- Stated problem -
Report all lines from the entries below in which "فيبوناتشي" appears.
--- Start Data provided ---
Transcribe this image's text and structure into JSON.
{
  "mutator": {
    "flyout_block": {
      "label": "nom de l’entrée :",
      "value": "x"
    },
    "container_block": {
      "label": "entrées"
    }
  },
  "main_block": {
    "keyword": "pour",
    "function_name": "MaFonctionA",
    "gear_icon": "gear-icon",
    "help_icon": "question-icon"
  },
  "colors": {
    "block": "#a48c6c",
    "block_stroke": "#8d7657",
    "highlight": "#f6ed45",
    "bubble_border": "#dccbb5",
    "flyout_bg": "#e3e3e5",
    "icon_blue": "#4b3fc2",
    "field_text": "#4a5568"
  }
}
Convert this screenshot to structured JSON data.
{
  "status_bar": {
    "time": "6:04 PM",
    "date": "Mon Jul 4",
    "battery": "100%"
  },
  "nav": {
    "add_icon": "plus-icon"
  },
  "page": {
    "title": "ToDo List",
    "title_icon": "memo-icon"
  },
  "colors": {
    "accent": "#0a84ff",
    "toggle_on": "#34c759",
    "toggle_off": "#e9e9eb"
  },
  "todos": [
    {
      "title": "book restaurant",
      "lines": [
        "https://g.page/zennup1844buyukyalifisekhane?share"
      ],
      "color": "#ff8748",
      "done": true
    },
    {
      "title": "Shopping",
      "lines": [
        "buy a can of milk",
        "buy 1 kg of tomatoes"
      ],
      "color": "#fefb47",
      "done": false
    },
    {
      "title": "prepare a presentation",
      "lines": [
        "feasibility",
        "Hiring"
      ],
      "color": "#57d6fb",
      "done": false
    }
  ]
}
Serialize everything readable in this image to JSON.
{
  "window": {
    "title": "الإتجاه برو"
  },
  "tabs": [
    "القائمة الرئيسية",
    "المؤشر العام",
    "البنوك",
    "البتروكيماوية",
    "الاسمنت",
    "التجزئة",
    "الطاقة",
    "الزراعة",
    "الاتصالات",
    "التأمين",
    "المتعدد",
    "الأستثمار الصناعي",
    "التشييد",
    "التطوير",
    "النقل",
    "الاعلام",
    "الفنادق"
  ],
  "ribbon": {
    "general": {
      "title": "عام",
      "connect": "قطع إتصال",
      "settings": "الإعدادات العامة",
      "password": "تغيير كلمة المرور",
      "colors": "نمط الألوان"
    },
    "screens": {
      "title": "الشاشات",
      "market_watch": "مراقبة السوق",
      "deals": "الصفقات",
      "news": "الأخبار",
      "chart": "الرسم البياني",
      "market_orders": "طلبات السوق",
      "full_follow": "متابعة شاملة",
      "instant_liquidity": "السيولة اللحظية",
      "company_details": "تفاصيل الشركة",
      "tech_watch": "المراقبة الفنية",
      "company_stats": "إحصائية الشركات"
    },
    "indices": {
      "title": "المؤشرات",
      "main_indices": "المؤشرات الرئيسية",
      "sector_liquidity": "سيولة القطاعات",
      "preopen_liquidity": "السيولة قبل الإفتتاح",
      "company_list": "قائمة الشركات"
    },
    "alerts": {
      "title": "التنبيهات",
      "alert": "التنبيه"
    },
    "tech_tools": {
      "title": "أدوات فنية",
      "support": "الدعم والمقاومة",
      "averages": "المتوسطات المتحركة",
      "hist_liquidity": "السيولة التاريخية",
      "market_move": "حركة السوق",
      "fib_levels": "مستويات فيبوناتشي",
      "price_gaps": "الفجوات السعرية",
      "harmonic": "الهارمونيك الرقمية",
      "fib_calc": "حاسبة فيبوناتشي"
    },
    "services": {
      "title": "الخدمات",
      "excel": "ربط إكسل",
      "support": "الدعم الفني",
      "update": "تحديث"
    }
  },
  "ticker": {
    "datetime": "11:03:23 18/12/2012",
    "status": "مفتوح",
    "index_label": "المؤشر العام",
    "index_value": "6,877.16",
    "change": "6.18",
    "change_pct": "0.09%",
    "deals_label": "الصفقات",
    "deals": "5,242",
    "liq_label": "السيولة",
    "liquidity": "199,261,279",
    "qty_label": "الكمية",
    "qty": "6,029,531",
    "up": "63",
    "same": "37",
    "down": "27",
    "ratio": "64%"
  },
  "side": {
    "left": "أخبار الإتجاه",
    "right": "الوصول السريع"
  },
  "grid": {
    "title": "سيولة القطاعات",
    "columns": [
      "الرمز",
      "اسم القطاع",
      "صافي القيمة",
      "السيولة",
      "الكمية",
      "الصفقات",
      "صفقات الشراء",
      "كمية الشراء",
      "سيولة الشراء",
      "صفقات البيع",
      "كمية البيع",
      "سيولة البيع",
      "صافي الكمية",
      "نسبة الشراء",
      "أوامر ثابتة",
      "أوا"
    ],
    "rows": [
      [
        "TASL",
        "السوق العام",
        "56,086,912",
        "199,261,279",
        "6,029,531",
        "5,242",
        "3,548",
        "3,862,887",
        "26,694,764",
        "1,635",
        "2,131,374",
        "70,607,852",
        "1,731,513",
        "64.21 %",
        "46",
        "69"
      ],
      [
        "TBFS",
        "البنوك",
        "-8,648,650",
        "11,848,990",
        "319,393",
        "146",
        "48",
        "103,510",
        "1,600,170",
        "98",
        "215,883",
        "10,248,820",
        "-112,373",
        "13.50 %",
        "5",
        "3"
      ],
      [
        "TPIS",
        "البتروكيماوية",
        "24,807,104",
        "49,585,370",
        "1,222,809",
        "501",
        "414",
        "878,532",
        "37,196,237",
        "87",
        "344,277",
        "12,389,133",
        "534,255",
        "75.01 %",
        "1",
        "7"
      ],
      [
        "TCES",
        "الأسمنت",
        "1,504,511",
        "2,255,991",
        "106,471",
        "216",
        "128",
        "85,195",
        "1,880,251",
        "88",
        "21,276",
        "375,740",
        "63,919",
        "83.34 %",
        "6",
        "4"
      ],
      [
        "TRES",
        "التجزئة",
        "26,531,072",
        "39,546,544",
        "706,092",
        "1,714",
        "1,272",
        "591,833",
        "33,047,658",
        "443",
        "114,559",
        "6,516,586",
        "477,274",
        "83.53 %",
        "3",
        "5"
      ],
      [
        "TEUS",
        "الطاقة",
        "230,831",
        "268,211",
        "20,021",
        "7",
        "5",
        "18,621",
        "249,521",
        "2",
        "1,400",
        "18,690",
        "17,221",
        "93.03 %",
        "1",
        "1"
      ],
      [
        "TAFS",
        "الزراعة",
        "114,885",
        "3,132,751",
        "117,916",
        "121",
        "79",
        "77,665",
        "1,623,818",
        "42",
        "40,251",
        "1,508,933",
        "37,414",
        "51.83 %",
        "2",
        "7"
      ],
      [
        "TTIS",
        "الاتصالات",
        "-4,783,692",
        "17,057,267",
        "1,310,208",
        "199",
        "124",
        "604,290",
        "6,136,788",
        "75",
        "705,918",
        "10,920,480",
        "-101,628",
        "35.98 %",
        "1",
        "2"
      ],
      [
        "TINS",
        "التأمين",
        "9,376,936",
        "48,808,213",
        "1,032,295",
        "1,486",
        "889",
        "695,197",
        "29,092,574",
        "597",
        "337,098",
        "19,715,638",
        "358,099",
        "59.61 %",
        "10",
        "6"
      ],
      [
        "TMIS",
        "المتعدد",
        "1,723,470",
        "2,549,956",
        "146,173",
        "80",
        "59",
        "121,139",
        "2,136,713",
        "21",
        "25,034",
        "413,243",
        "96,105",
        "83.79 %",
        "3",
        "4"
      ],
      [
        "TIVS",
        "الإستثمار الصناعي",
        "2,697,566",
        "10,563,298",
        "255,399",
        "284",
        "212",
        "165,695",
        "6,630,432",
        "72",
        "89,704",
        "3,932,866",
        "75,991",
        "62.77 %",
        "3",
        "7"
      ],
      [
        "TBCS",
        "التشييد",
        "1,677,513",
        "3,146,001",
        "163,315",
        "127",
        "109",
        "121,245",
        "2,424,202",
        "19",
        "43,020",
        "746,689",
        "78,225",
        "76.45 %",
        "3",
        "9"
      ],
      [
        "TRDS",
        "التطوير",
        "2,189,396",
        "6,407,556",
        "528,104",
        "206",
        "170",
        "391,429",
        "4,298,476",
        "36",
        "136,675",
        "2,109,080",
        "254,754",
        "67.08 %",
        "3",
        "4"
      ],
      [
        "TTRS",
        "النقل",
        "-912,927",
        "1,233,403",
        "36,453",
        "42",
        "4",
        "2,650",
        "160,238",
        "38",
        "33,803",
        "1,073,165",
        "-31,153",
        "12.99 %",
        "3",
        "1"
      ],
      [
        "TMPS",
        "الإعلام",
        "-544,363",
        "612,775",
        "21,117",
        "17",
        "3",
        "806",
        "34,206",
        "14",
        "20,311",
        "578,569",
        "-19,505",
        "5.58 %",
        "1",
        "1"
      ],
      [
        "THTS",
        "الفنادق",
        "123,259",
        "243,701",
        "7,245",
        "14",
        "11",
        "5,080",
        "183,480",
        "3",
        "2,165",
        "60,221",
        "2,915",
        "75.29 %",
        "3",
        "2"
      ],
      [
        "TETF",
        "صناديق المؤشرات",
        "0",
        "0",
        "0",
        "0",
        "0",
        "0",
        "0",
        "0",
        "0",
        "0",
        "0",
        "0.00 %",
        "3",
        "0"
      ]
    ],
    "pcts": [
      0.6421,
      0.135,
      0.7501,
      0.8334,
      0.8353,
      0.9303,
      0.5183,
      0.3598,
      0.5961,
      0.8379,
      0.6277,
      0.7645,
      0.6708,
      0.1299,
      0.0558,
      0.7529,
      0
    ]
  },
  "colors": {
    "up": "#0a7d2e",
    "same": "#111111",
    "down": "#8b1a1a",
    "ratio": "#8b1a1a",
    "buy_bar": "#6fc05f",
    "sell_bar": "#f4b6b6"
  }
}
--- End Data provided ---
- Solution for this task -
      "fib_levels": "مستويات فيبوناتشي",
      "fib_calc": "حاسبة فيبوناتشي"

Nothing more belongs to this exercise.